> [What you should do]:
Copy the material word for word, from its first line through the line that contains "104, 400, 134]".

> [Dataset entries]:

= = =

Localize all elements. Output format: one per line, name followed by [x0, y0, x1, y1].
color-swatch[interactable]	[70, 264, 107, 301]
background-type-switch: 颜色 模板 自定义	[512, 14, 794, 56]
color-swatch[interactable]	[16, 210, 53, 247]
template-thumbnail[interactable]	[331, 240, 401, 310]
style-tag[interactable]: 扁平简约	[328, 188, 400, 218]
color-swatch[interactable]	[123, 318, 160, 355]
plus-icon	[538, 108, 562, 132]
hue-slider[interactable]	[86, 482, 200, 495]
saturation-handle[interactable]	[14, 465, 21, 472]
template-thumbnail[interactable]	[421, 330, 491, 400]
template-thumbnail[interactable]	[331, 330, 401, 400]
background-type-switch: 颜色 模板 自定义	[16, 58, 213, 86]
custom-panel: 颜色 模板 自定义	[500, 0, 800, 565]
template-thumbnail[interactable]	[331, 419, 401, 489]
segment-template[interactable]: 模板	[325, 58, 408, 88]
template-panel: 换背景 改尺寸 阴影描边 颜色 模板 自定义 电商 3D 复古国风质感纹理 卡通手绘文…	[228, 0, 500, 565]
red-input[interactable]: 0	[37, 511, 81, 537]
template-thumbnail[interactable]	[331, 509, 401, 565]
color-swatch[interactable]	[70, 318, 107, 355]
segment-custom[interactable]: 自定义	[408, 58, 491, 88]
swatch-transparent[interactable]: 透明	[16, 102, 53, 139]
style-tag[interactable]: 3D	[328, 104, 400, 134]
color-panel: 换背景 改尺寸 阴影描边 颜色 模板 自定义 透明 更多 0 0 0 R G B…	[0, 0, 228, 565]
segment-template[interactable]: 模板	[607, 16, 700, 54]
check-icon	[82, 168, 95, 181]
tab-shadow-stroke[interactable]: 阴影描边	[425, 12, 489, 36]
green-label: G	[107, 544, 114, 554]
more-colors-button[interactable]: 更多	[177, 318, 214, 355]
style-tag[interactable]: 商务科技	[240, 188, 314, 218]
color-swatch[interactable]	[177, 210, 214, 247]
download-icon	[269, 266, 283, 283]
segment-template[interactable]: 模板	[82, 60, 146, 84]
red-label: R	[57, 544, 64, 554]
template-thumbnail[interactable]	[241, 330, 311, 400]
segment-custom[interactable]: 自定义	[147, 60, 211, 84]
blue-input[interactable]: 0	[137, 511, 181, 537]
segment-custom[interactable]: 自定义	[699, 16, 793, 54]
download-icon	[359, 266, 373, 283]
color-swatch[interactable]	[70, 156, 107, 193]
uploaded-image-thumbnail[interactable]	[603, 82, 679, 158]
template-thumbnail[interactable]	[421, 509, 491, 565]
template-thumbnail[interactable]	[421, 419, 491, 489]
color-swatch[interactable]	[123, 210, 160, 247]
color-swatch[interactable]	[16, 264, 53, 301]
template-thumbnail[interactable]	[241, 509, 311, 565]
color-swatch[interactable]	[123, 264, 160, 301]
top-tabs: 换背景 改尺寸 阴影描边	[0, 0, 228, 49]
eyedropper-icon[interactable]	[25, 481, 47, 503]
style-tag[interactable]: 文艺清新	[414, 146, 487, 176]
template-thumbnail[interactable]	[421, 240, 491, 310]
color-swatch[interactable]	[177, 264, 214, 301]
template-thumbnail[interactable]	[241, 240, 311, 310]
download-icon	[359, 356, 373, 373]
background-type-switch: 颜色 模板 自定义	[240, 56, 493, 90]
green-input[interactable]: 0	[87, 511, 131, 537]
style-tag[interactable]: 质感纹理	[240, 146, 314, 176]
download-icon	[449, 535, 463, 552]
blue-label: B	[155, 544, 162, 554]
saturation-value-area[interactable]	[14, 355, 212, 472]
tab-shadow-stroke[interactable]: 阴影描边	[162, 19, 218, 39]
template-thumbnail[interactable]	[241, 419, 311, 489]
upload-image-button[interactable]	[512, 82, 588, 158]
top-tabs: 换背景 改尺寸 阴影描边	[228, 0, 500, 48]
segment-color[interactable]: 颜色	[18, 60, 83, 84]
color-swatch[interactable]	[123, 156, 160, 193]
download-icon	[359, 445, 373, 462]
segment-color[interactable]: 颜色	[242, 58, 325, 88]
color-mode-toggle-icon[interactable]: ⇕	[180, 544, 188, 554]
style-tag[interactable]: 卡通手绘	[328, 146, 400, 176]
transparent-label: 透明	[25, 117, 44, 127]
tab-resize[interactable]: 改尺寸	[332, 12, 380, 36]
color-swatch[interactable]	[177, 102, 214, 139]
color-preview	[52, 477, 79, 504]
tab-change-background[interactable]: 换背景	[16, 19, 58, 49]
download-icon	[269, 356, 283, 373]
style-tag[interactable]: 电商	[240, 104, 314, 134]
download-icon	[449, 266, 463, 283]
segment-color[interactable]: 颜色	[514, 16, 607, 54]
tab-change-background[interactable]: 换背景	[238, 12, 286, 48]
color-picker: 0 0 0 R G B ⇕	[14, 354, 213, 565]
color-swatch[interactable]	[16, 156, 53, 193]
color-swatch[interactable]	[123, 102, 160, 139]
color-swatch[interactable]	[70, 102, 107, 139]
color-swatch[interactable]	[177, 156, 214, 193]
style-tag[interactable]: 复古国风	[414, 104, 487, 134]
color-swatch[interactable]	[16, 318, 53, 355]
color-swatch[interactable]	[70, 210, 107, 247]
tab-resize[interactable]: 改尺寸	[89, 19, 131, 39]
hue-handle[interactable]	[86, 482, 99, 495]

= = =

> [Answer to this task]:
Localize all elements. Output format: one per line, name followed by [x0, y0, x1, y1].
color-swatch[interactable]	[70, 264, 107, 301]
background-type-switch: 颜色 模板 自定义	[512, 14, 794, 56]
color-swatch[interactable]	[16, 210, 53, 247]
template-thumbnail[interactable]	[331, 240, 401, 310]
style-tag[interactable]: 扁平简约	[328, 188, 400, 218]
color-swatch[interactable]	[123, 318, 160, 355]
plus-icon	[538, 108, 562, 132]
hue-slider[interactable]	[86, 482, 200, 495]
saturation-handle[interactable]	[14, 465, 21, 472]
template-thumbnail[interactable]	[421, 330, 491, 400]
template-thumbnail[interactable]	[331, 330, 401, 400]
background-type-switch: 颜色 模板 自定义	[16, 58, 213, 86]
custom-panel: 颜色 模板 自定义	[500, 0, 800, 565]
template-thumbnail[interactable]	[331, 419, 401, 489]
segment-template[interactable]: 模板	[325, 58, 408, 88]
template-panel: 换背景 改尺寸 阴影描边 颜色 模板 自定义 电商 3D 复古国风质感纹理 卡通手绘文…	[228, 0, 500, 565]
red-input[interactable]: 0	[37, 511, 81, 537]
template-thumbnail[interactable]	[331, 509, 401, 565]
color-swatch[interactable]	[70, 318, 107, 355]
segment-custom[interactable]: 自定义	[408, 58, 491, 88]
swatch-transparent[interactable]: 透明	[16, 102, 53, 139]
style-tag[interactable]: 3D	[328, 104, 400, 134]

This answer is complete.